-- EXCERPTED TEXT --
2012年3月7日水曜日

NEJM Audio Summary - March 1, 2012

Excerpted Script
Defining “Patient-Centered Medicine”, a perspective article by Charles Bardes. From Weill Cornell Medical College, New York. 
What is the proper relation between the doctor's and the patient's experiences of illness? Between a scientific understanding of disease, whatever the science of the day may be, and the subjective phenomenon of being sick? Between the subspecialist and the general physician? Between cure and care?“Patient-centered medicine” is the newest salvo in these ancient debates.
As a form of practice, it seeks to focus medical attention on the individual patient's needs and concerns, rather than the doctor's. As a rhetorical slogan, it stakes a position in contrast to which everything else is both doctor-centered and suspect on ethical, economic, organizational, and metaphoric grounds.

-- TASK SET --
**A.** Rewrite the stretch of the NEJM excerpt from "2012年3月7日水曜日" through "these ancient debates.", putting "specialist" in place of "subspecialist".
**B.** According to the NEJM excerpt, what institution is Charles Bardes from?
**C.** In the NEJM excerpt, on which grounds does the slogan cast everything else as suspect? List them all.
The lines that come next have no connection to the NEJM excerpt.

-- Stored entries --

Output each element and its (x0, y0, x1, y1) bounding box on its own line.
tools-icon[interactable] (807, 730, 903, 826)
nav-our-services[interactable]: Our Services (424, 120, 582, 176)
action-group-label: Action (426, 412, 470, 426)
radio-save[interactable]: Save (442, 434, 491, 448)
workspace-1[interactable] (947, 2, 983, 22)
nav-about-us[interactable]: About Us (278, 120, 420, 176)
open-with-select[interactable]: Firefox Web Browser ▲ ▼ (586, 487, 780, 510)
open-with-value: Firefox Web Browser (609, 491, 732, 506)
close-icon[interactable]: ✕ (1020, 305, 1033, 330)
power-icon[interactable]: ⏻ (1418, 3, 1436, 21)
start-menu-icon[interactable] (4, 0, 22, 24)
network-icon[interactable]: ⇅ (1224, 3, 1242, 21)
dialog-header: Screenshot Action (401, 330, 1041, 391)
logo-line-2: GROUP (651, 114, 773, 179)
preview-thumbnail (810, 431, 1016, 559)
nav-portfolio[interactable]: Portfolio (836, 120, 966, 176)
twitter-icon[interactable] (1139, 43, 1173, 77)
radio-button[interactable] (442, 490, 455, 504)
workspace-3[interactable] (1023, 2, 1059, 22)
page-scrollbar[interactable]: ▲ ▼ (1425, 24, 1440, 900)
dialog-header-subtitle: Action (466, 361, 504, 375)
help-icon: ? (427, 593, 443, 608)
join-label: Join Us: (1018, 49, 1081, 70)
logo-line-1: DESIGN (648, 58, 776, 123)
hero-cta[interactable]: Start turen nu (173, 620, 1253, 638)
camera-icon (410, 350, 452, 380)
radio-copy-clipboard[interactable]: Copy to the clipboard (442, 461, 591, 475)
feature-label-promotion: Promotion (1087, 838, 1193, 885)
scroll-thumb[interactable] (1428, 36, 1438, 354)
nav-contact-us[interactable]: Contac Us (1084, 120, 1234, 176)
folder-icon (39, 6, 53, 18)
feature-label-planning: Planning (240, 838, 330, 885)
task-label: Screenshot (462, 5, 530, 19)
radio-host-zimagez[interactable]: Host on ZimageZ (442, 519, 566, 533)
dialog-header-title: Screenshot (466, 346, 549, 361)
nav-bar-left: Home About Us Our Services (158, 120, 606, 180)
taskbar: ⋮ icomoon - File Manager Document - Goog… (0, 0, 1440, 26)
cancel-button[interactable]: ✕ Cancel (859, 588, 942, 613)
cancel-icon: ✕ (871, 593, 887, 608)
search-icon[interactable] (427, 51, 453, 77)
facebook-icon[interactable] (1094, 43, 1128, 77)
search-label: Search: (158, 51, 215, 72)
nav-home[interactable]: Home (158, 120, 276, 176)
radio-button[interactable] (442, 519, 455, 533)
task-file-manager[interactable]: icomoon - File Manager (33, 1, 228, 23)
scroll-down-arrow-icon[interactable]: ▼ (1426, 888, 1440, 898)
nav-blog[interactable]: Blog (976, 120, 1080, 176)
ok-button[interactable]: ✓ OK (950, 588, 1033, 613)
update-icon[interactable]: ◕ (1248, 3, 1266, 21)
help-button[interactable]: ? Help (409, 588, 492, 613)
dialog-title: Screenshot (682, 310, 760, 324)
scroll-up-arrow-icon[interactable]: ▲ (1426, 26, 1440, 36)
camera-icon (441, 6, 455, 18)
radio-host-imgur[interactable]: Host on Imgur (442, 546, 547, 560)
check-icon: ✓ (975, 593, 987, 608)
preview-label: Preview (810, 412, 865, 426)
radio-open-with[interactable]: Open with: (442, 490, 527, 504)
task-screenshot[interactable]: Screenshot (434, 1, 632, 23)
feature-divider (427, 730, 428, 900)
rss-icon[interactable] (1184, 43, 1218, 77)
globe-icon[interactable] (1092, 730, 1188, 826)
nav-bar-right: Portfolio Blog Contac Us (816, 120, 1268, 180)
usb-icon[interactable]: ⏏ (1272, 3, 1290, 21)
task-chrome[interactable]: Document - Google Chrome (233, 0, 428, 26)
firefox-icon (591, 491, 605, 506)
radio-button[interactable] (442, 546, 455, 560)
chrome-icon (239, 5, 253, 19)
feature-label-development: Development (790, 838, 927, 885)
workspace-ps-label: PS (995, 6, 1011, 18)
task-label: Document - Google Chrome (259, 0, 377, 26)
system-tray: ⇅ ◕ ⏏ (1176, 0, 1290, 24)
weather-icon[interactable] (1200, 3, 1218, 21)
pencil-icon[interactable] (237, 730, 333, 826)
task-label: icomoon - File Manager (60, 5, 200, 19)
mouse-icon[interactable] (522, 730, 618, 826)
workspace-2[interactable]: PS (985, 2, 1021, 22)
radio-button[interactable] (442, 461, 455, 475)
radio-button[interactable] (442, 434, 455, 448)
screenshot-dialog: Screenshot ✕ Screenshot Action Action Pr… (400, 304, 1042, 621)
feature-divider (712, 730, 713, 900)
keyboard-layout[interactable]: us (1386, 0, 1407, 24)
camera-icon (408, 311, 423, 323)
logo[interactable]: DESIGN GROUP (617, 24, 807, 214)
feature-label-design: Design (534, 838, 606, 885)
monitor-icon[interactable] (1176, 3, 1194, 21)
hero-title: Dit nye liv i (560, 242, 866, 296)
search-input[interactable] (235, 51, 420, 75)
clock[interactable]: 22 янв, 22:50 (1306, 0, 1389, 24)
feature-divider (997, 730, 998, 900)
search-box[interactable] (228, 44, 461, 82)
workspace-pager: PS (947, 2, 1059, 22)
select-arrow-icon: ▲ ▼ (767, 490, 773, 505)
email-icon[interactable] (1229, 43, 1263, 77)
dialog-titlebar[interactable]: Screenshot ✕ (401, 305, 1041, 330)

-- WRITTEN ANSWERS --
**A.**
2012年3月7日水曜日

NEJM Audio Summary - March 1, 2012

Excerpted Script
Defining “Patient-Centered Medicine”, a perspective article by Charles Bardes. From Weill Cornell Medical College, New York. 
What is the proper relation between the doctor's and the patient's experiences of illness? Between a scientific understanding of disease, whatever the science of the day may be, and the subjective phenomenon of being sick? Between the specialist and the general physician? Between cure and care?“Patient-centered medicine” is the newest salvo in these ancient debates.

**B.** Weill Cornell Medical College, New York

**C.** ethical, economic, organizational, metaphoric